Preparing for AI: The CISO’s role in security, ethics and compliance

As generative AI (GenAI) tools become embedded in the fabric of enterprise operations, they bring transformative promise, but also considerable risk.
For CISOs, the challenge lies in facilitating innovation while securing data, maintaining compliance across borders, and preparing for the unpredictable nature of large language models and AI agents.
The stakes are high; a compromised or poorly governed AI tool could expose sensitive data, violate global data laws, or make critical decisions based on false or manipulated inputs.
To mitigate these risks, CISOs must rethink their cyber security strategies and policies across three core areas: data use, data sovereignty, and AI safety.
Data use: Understanding the terms before sharing vital information
The most pressing risk in AI adoption is not malicious actors but ignorance. Too many organisations integrate third-party AI tools without fully understanding how their data will be used, stored, or shared. Most AI platforms are trained on vast swathes of public data scraped from the internet, often with little regard for the source.
While the larger players in the industry, like Microsoft and Google, have started embedding more ethical safeguards and transparency into their terms of service, much of the fine print remains opaque and subject to change.
For CISOs, this means rewriting data-sharing policies and procurement checklists. AI tools should be treated as third-party vendors with high-risk access. Before deployment, security teams must audit AI platform terms of use, assess where and how enterprise data might be retained or reused, and ensure opt-outs are in place where possible.

_ _ _ _ _

Request 1: Please find each line in the listing below that contains the string "fabric" and copy those lines.

Extracted material:
_ _ _ _ _

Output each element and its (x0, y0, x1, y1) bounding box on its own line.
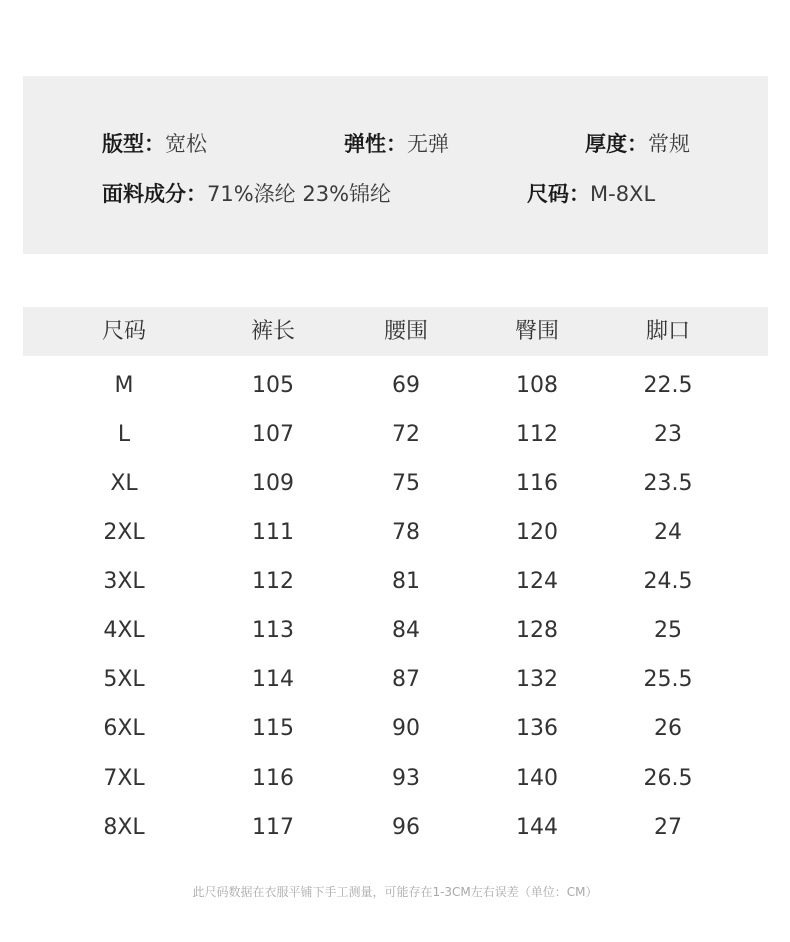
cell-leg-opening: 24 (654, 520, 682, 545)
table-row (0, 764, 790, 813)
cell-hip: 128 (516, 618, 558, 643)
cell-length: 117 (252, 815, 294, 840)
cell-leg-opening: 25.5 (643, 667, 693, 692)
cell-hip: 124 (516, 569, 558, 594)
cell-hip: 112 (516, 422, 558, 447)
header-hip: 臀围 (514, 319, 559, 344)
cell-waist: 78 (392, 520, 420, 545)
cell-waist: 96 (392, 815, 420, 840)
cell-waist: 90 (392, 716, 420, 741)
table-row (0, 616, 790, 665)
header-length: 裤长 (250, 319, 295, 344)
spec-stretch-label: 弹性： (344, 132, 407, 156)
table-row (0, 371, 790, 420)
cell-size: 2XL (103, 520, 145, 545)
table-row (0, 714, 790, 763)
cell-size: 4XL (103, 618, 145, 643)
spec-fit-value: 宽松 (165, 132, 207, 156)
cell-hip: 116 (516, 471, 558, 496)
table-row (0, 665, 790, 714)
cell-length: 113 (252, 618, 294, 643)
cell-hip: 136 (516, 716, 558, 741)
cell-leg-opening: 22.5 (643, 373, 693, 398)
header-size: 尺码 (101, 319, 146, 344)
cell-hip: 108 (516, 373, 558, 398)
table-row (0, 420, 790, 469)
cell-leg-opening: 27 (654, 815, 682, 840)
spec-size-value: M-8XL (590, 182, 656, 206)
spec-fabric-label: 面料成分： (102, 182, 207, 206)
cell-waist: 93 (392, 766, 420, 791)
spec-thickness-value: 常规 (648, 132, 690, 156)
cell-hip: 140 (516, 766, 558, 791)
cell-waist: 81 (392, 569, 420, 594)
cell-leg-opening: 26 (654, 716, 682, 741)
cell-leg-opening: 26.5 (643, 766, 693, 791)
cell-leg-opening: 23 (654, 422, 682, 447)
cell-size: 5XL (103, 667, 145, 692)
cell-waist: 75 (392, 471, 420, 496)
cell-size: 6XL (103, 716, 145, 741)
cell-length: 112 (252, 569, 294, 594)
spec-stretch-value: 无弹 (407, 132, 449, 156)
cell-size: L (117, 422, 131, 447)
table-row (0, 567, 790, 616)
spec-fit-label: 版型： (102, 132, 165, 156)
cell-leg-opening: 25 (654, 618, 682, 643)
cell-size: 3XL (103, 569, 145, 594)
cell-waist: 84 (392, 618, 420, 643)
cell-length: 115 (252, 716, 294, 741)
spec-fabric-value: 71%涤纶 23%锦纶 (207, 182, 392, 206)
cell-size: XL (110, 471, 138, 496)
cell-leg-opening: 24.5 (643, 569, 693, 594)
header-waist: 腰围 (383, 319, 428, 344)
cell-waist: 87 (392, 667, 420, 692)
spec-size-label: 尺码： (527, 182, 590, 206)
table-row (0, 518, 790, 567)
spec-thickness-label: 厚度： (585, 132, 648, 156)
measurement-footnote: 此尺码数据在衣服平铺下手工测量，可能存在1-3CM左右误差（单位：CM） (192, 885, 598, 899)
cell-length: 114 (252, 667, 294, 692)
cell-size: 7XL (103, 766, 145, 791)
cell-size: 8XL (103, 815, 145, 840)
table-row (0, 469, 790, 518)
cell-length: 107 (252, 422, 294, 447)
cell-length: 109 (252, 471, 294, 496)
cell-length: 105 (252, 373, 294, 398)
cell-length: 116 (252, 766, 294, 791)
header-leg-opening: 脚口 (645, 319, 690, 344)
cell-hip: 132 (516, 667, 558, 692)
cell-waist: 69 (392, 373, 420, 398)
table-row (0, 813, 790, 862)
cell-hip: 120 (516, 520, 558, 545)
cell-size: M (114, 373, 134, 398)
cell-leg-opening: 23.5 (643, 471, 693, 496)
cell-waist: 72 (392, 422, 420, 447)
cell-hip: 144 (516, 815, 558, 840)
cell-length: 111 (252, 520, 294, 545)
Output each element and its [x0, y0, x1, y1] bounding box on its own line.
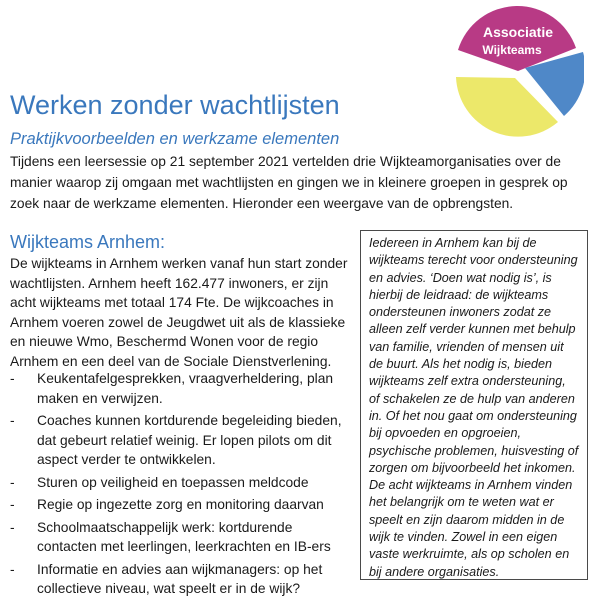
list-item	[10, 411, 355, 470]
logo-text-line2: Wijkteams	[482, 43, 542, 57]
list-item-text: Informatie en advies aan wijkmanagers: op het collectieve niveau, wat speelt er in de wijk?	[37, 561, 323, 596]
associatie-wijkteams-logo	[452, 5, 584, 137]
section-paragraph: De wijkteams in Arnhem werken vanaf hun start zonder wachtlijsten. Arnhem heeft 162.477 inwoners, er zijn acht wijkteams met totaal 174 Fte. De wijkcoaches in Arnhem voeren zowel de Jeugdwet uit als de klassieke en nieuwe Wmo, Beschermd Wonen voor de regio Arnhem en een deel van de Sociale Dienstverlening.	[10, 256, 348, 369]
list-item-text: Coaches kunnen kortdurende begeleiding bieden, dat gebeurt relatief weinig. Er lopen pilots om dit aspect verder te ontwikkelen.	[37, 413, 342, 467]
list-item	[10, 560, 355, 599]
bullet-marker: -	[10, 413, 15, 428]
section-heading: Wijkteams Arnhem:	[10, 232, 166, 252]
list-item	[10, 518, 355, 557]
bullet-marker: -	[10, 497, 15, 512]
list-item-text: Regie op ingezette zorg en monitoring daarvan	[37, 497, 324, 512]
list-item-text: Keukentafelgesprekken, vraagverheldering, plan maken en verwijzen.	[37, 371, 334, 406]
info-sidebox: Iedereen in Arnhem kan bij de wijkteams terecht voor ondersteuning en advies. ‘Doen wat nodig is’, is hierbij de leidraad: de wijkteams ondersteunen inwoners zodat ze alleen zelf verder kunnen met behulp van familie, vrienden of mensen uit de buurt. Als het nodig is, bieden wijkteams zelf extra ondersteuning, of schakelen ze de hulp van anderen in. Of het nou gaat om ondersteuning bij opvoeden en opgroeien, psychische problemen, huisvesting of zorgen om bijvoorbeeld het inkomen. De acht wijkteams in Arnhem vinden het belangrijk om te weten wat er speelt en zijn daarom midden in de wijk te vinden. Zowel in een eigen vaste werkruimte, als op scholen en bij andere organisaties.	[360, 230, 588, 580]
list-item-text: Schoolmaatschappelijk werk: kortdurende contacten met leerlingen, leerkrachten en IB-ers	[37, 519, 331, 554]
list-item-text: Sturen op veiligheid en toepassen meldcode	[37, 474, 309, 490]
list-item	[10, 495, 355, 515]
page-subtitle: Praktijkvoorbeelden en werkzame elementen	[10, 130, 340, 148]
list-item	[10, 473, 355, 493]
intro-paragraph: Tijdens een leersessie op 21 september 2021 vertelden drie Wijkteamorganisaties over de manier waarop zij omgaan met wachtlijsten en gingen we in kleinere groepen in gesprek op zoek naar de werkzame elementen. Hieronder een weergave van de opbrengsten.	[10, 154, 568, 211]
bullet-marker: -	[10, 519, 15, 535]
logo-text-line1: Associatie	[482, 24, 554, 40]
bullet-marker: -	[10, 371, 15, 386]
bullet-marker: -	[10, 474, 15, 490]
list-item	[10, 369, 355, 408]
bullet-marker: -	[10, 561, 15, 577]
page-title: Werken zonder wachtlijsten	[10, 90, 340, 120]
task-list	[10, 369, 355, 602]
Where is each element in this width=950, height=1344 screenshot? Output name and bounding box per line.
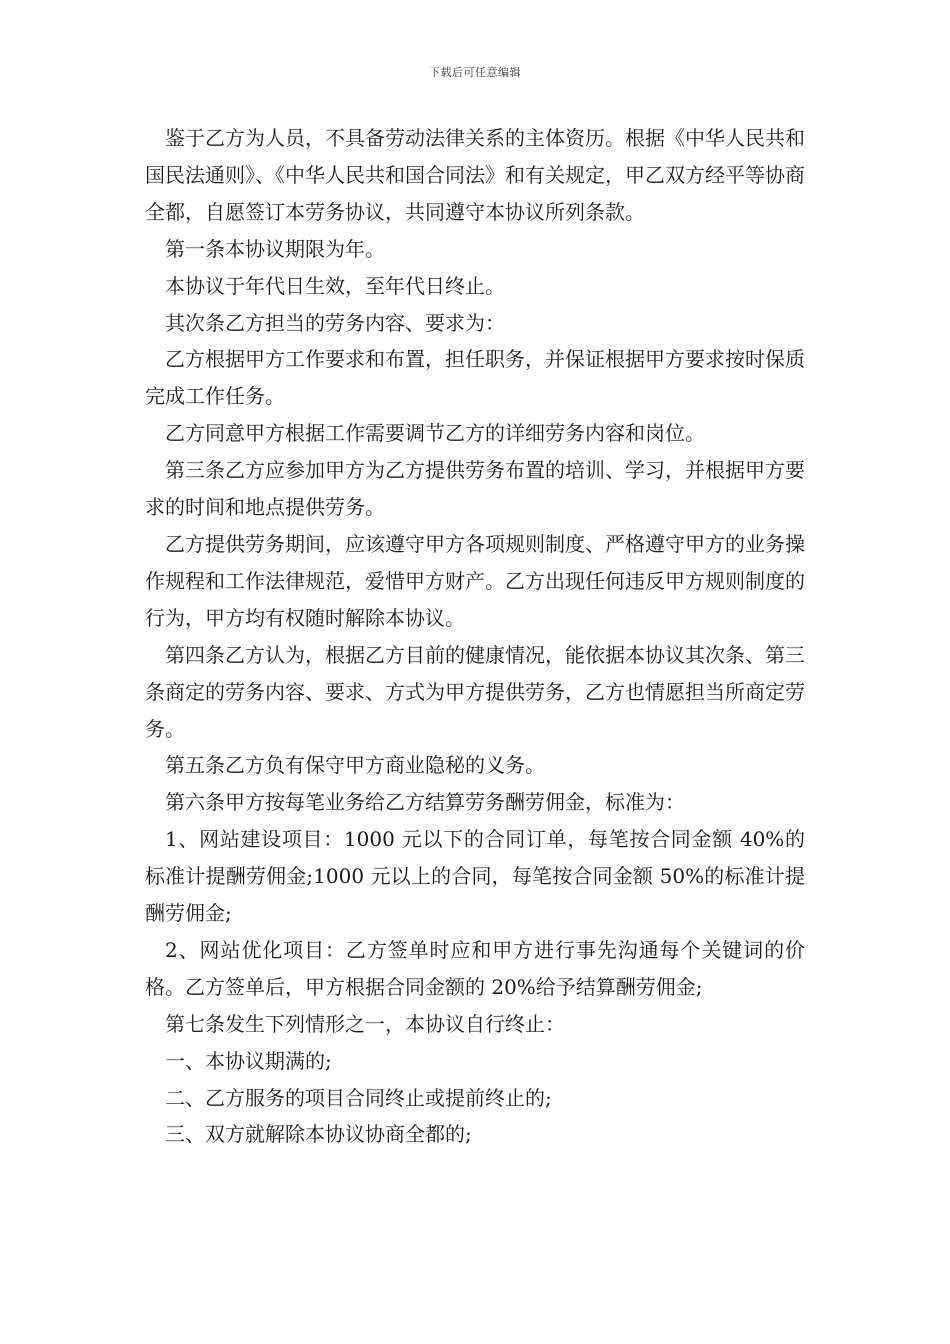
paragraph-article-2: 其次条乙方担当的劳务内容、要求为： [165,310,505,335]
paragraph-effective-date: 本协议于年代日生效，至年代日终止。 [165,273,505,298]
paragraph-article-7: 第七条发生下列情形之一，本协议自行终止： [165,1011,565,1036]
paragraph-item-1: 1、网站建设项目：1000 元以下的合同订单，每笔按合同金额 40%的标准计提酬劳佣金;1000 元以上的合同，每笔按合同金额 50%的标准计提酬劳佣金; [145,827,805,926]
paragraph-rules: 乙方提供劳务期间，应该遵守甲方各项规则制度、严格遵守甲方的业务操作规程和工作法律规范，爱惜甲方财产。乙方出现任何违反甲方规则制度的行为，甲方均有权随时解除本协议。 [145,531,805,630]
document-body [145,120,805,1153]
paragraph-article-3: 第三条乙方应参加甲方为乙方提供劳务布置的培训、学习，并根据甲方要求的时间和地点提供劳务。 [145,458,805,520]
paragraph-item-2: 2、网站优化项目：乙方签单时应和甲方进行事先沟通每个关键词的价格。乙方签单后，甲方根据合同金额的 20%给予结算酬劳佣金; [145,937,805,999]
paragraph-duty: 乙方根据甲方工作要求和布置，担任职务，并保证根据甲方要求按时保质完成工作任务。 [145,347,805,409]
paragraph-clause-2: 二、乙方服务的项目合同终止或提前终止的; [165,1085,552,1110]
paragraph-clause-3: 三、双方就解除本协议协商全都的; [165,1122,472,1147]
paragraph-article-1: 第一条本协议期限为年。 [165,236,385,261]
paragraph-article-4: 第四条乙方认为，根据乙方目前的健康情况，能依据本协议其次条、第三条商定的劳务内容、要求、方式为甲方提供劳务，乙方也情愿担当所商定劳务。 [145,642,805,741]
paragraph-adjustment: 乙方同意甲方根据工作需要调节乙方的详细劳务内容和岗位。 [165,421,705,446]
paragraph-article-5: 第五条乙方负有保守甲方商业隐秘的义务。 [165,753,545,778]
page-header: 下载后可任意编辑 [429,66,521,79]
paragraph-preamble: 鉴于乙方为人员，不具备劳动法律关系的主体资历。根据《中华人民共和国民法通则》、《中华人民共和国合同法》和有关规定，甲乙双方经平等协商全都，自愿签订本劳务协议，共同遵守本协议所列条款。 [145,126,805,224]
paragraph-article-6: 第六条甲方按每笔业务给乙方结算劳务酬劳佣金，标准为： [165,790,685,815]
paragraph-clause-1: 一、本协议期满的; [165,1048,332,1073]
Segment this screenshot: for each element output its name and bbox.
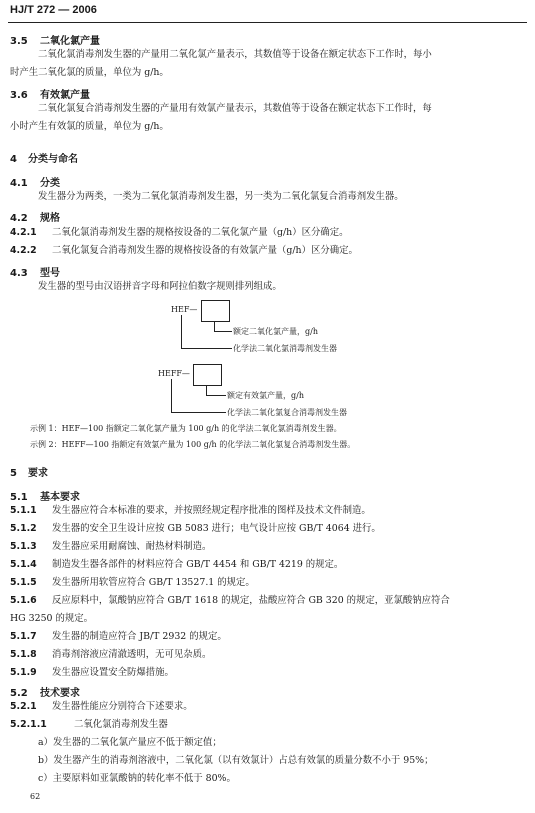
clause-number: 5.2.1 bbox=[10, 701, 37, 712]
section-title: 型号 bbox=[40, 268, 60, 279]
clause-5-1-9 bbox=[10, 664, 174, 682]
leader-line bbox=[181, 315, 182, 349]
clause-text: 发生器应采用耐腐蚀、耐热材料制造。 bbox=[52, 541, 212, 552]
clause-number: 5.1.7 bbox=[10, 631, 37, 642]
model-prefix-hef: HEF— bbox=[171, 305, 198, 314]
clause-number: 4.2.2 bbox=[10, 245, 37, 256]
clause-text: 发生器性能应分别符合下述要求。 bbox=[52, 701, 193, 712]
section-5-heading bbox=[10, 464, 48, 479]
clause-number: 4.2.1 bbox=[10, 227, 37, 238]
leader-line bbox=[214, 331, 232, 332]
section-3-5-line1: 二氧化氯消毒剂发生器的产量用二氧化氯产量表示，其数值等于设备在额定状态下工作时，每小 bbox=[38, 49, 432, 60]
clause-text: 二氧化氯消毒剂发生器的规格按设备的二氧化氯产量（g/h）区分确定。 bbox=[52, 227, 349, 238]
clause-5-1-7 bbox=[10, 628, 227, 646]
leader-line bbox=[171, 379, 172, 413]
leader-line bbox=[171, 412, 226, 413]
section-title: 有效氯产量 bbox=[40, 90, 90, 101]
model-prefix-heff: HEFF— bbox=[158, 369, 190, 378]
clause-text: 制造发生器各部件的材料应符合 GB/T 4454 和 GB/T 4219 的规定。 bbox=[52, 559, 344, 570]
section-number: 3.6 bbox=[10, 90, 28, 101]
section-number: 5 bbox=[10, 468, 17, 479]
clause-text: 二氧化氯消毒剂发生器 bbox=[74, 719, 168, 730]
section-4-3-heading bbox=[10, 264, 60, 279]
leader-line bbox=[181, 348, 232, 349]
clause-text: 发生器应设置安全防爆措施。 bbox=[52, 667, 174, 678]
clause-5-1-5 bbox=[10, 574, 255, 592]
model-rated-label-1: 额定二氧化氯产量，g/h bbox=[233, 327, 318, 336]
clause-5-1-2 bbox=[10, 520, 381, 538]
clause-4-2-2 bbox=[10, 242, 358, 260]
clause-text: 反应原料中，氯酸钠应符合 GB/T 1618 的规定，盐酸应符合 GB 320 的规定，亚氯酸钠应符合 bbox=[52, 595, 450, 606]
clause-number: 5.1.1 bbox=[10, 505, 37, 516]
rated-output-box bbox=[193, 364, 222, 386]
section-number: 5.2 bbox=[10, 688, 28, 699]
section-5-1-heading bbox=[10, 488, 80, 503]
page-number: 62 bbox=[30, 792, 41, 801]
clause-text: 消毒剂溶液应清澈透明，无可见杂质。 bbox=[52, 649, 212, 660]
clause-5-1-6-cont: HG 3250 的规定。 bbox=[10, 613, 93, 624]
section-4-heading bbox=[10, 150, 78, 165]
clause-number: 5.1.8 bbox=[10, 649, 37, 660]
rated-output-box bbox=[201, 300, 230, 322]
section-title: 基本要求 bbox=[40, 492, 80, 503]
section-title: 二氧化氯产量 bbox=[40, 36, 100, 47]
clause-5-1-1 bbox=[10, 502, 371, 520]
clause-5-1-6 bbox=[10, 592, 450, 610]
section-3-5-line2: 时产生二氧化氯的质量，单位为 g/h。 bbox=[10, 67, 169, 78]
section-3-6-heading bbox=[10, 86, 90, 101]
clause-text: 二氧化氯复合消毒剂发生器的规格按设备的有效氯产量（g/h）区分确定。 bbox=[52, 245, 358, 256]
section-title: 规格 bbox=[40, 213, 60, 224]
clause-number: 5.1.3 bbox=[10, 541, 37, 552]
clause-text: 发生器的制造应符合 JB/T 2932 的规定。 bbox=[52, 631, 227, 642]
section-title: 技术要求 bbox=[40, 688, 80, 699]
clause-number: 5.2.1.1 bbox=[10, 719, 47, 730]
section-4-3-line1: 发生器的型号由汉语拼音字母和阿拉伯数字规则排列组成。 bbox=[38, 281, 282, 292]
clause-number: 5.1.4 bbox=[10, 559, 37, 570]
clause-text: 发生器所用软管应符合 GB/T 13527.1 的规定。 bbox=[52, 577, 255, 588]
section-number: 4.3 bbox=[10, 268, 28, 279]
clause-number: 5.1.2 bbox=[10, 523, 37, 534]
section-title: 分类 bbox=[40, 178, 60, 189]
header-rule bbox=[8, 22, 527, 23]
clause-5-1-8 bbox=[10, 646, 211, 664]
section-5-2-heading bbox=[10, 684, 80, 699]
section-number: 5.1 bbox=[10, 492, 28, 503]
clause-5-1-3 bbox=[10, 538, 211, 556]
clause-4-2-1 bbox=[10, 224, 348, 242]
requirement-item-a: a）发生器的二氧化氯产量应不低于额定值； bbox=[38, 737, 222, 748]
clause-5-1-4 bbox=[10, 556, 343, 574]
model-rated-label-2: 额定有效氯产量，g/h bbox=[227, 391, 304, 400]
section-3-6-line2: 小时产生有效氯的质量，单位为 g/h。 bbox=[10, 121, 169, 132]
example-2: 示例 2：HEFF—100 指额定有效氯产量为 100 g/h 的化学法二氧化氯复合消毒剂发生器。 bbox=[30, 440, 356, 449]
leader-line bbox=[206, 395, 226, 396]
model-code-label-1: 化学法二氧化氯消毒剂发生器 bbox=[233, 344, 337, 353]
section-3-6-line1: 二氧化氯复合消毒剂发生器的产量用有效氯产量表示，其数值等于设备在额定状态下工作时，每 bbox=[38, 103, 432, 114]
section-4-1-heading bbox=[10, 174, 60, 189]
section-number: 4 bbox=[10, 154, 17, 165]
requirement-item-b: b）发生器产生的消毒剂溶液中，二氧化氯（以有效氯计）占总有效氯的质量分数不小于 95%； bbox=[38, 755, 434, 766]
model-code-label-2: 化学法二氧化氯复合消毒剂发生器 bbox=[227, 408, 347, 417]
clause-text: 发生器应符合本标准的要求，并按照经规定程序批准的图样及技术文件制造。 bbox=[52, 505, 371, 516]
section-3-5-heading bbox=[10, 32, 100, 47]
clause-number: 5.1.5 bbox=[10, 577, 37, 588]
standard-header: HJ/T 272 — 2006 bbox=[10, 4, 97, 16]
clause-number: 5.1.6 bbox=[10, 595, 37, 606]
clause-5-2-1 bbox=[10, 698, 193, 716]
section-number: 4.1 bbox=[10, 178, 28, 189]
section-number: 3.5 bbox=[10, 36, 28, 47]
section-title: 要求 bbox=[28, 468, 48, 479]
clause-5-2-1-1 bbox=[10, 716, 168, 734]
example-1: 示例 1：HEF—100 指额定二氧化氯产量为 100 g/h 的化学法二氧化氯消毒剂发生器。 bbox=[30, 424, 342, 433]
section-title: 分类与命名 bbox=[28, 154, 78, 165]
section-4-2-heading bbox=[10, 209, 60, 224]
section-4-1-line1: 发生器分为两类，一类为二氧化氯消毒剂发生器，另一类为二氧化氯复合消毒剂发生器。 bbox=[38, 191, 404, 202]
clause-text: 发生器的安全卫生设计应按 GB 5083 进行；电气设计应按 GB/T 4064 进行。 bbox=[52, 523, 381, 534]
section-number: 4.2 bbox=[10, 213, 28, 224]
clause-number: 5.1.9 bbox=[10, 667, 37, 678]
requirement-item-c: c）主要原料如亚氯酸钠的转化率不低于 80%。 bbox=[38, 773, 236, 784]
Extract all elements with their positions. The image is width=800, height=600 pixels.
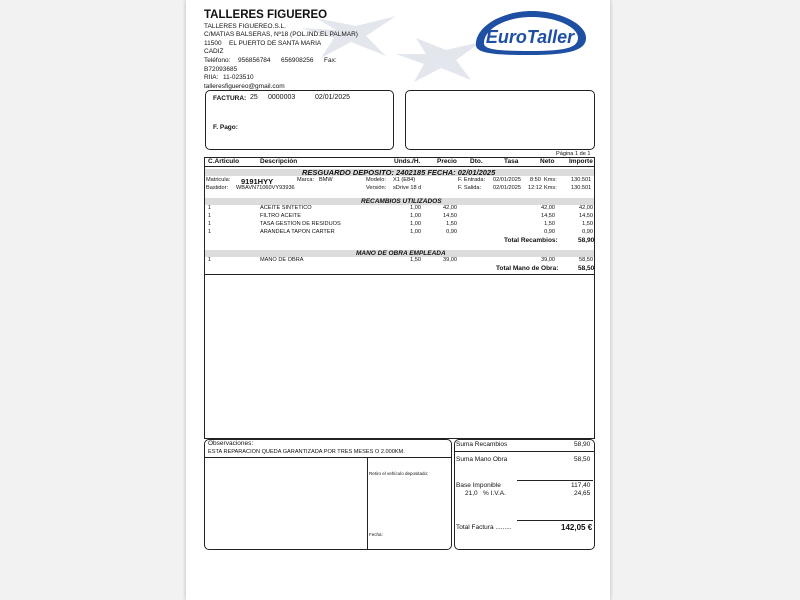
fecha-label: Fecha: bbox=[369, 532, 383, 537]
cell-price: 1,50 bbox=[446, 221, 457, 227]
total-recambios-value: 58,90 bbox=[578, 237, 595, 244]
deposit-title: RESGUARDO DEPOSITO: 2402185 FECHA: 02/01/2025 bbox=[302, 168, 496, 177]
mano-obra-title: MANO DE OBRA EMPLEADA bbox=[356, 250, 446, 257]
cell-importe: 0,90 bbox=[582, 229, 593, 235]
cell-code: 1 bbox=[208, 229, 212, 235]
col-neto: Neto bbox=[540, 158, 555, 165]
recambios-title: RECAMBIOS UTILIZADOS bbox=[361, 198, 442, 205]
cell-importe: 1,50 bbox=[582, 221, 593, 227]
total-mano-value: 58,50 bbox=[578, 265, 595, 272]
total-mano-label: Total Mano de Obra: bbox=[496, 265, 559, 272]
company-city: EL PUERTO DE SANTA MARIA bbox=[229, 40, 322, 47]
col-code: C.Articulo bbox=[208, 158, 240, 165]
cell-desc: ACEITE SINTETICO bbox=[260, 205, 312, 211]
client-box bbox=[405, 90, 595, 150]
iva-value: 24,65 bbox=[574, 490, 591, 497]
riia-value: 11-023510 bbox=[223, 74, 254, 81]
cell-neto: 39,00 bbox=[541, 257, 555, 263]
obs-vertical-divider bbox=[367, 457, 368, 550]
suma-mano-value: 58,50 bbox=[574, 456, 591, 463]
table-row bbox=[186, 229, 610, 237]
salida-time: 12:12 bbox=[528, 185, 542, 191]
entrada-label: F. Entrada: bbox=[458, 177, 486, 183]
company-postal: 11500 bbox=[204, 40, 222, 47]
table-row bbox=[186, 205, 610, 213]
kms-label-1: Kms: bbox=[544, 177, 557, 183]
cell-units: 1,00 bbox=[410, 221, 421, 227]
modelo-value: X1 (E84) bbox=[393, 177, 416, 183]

_ _ _ _ _

Request 2: According to the article on the CISO's role in AI, what are the three core areas in which CISOs must rethink their cyber security strategies and policies?

Written solution 1:
spec-fabric-label: 面料成分： (102, 182, 207, 206)
spec-fabric-value: 71%涤纶 23%锦纶 (207, 182, 392, 206)

Written solution 2: Data use, data sovereignty, and AI safety.